• [Saved entries]:
# # #

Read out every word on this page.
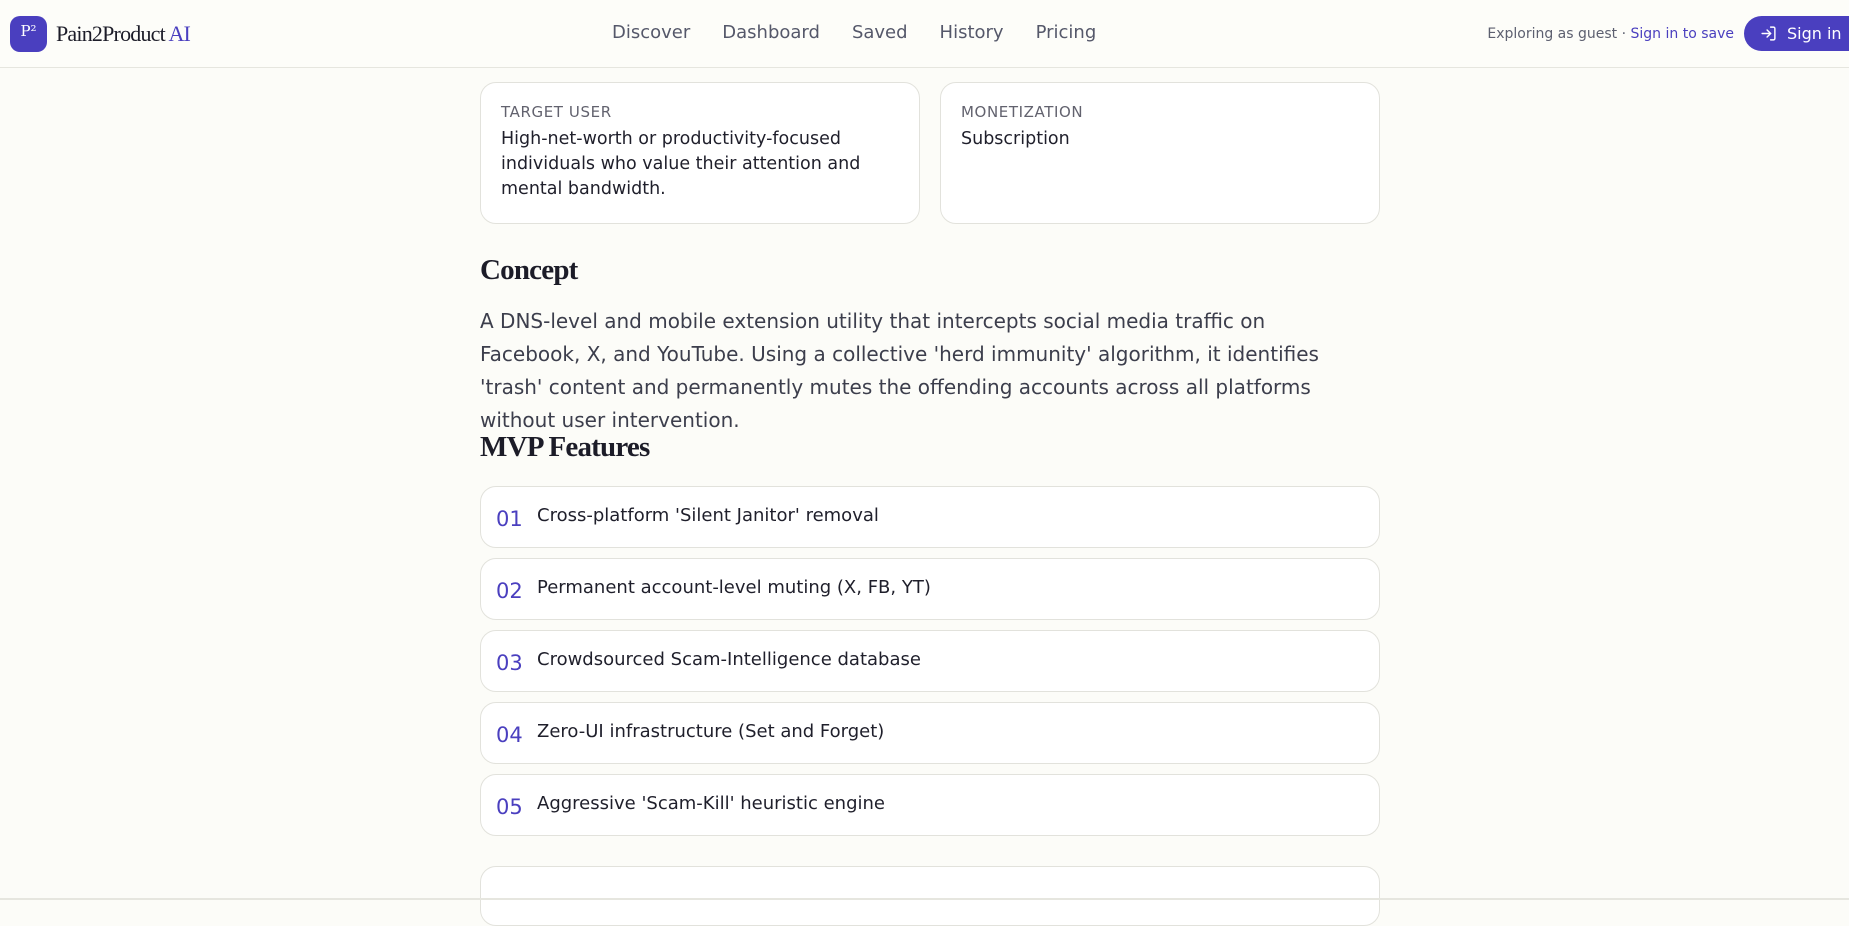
P² Pain2Product AI	Discover Dashboard Saved History Pricing	Exploring as guest · Sign in to save	Sign in
TARGET USER
High-net-worth or productivity-focused individuals who value their attention and mental bandwidth.
MONETIZATION
Subscription
Concept

A DNS-level and mobile extension utility that intercepts social media traffic on Facebook, X, and YouTube. Using a collective 'herd immunity' algorithm, it identifies 'trash' content and permanently mutes the offending accounts across all platforms without user intervention.

MVP Features
01 Cross-platform 'Silent Janitor' removal
02 Permanent account-level muting (X, FB, YT)
03 Crowdsourced Scam-Intelligence database
04 Zero-UI infrastructure (Set and Forget)
05 Aggressive 'Scam-Kill' heuristic engine
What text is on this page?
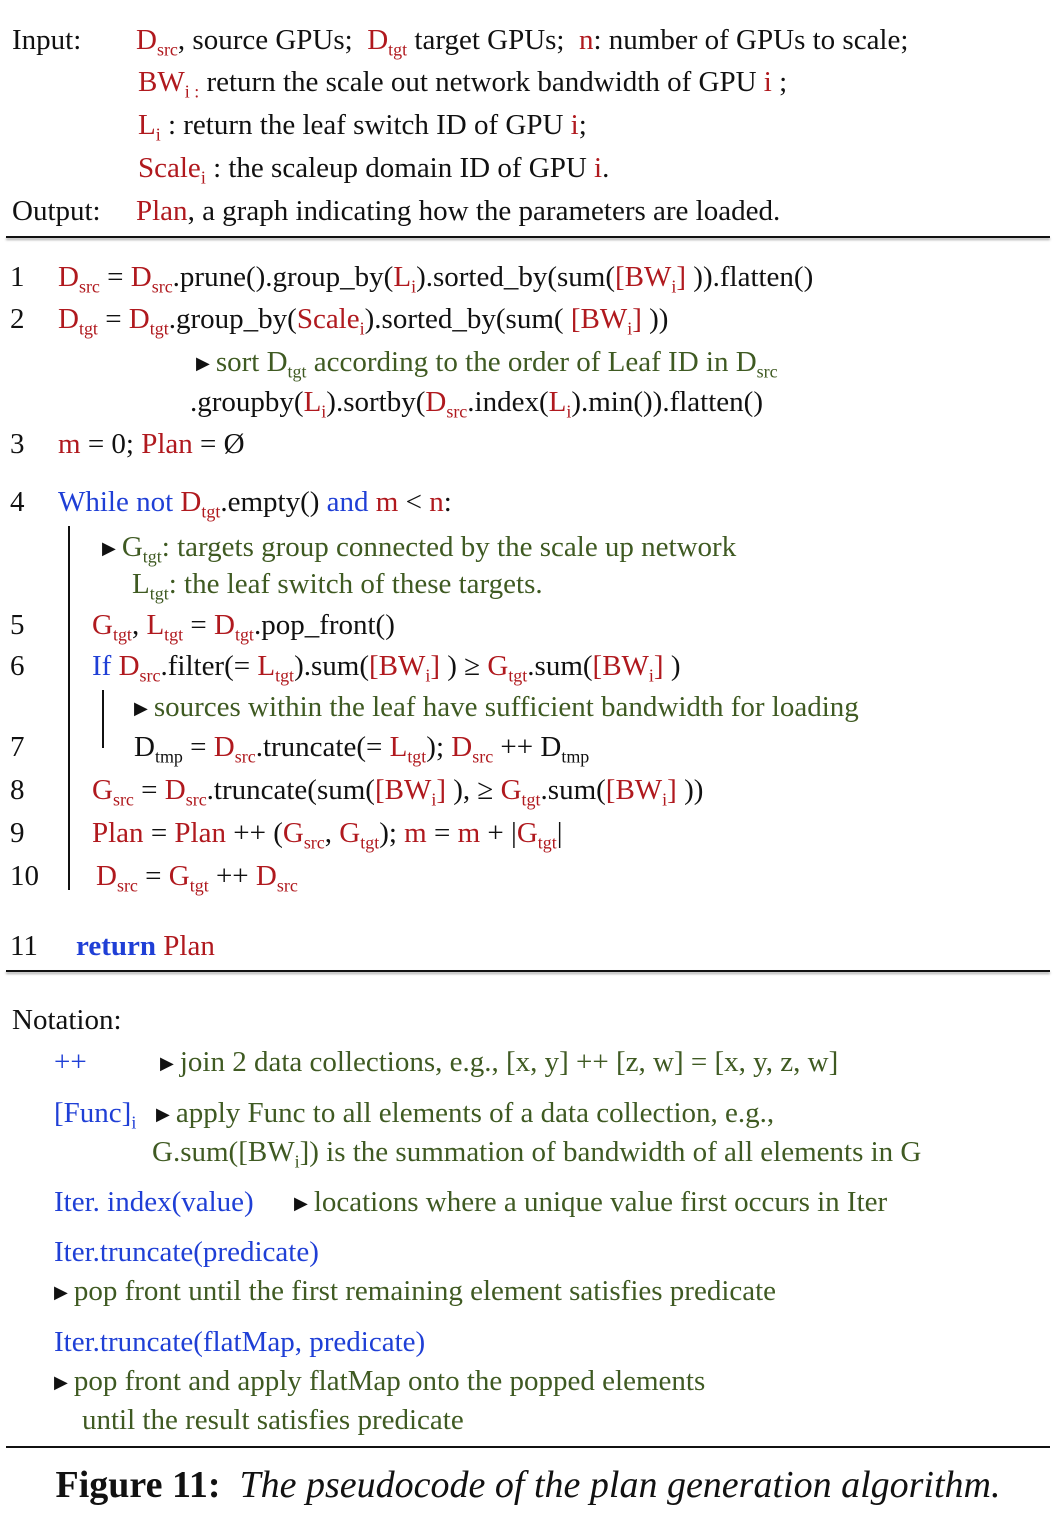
Input: $D_{src}$, source GPUs; $D_{tgt}$ target GPUs; n: number of GPUs to scale;
$BW_{i :}$ return the scale out network bandwidth of GPU i ;
$L_i$ : return the leaf switch ID of GPU i;
Scale$_i$ : the scaleup domain ID of GPU i.
Output: Plan, a graph indicating how the parameters are loaded.
1 $D_{src}$ = $D_{src}.prune().group\_by(L_i).sorted\_by(sum([BW_i]$ )).flatten()
2 $D_{tgt}$ = $D_{tgt}.group\_by(Scale_i).sorted\_by(sum$( $[BW_i]$ ))
▶ sort $D_{tgt}$ according to the order of Leaf ID in $D_{src}$
$.groupby(L_i).sortby(D_{src}.index(L_i).\min()).flatten()$
3 m = 0; Plan = Ø
4 While not $D_{tgt}.empty()$ and m < n:
▶ $G_{tgt}$: targets group connected by the scale up network
$L_{tgt}$: the leaf switch of these targets.
5 $G_{tgt}$, $L_{tgt}$ = $D_{tgt}.pop\_front()$
6 If $D_{src}.filter(= L_{tgt}).sum([BW_i]$ ) ≥ $G_{tgt}.sum([BW_i]$ )
▶ sources within the leaf have sufficient bandwidth for loading
7	$D_{tmp}$ = $D_{src}.truncate(= L_{tgt})$; $D_{src} ++ D_{tmp}$
8 $G_{src}$ = $D_{src}.truncate(sum([BW_i]$ ), ≥ $G_{tgt}.sum([BW_i]$ ))
9 Plan = Plan ++ ($G_{src}$, $G_{tgt}$); $m = m + |G_{tgt}|$
10 $D_{src} = G_{tgt} ++ D_{src}$
11 return Plan
Notation:
++	▶ join 2 data collections, e.g., [x, y] ++ [z, w] = [x, y, z, w]
$[Func]_i$ ▶ apply Func to all elements of a data collection, e.g.,
$G.sum([BW_i])$ is the summation of bandwidth of all elements in G
Iter. index(value) ▶ locations where a unique value first occurs in Iter
Iter.truncate(predicate)
▶ pop front until the first remaining element satisfies predicate
Iter.truncate(flatMap, predicate)
▶ pop front and apply flatMap onto the popped elements
until the result satisfies predicate
Figure 11: The pseudocode of the plan generation algorithm.
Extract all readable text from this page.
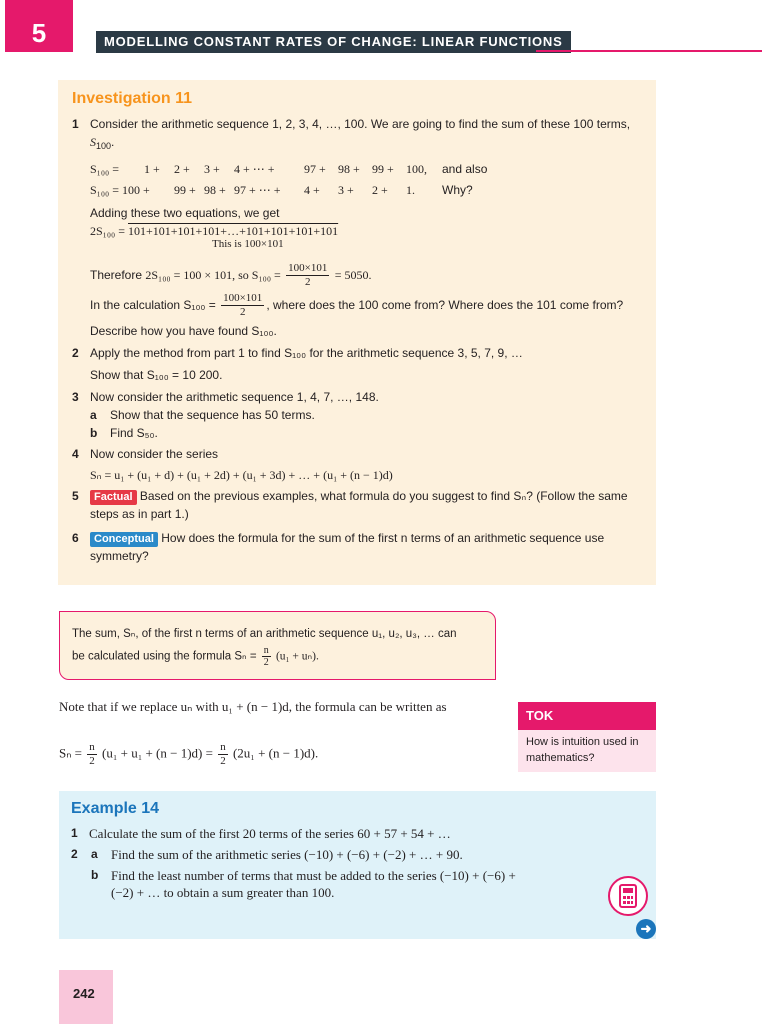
5	MODELLING CONSTANT RATES OF CHANGE: LINEAR FUNCTIONS
Investigation 11
1 Consider the arithmetic sequence 1, 2, 3, 4, …, 100. We are going to find the sum of these 100 terms, $S_{100}$.
S₁₀₀ =	1 +	2 +	3 +	4 + ⋯ +	97 +	98 +	99 +	100,	and also
S₁₀₀ = 100 +	99 + 98 + 97 + ⋯ +	4 +	3 +	2 +	1.	Why?
Adding these two equations, we get
2S₁₀₀ = 101+101+101+101+…+101+101+101+101
This is 100×101
Therefore 2S₁₀₀ = 100 × 101, so $S_{100} = \frac{100\times 101}{2} = 5050$.
In the calculation $S_{100} = \frac{100\times 101}{2}$ , where does the 100 come from? Where does the 101 come from?
Describe how you have found S₁₀₀.
2 Apply the method from part 1 to find S₁₀₀ for the arithmetic sequence 3, 5, 7, 9, …
Show that S₁₀₀ = 10 200.
3 Now consider the arithmetic sequence 1, 4, 7, …, 148.
a Show that the sequence has 50 terms.
b Find S₅₀.
4 Now consider the series
Sₙ = u₁ + (u₁ + d) + (u₁ + 2d) + (u₁ + 3d) + … + (u₁ + (n − 1)d)
5	Factual Based on the previous examples, what formula do you suggest to find Sₙ? (Follow the same steps as in part 1.)
6	Conceptual How does the formula for the sum of the first n terms of an arithmetic sequence use symmetry?
The sum, Sₙ, of the first n terms of an arithmetic sequence u₁, u₂, u₃, … can
be calculated using the formula $S_n = \frac{n}{2} (u_1 + u_n)$.

Note that if we replace uₙ with u₁ + (n − 1)d, the formula can be written as

$S_n = \frac{n}{2} (u_1 + u_1 + (n - 1)d) = \frac{n}{2} (2u_1 + (n - 1)d)$.
TOK
How is intuition used in mathematics?
Example 14
1 Calculate the sum of the first 20 terms of the series 60 + 57 + 54 + …
2 a Find the sum of the arithmetic series (−10) + (−6) + (−2) + … + 90.
b Find the least number of terms that must be added to the series (−10) + (−6) + (−2) + … to obtain a sum greater than 100.
➜
242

# # #

In the data above, tally the lines holding "text" and answer with the figure only.

2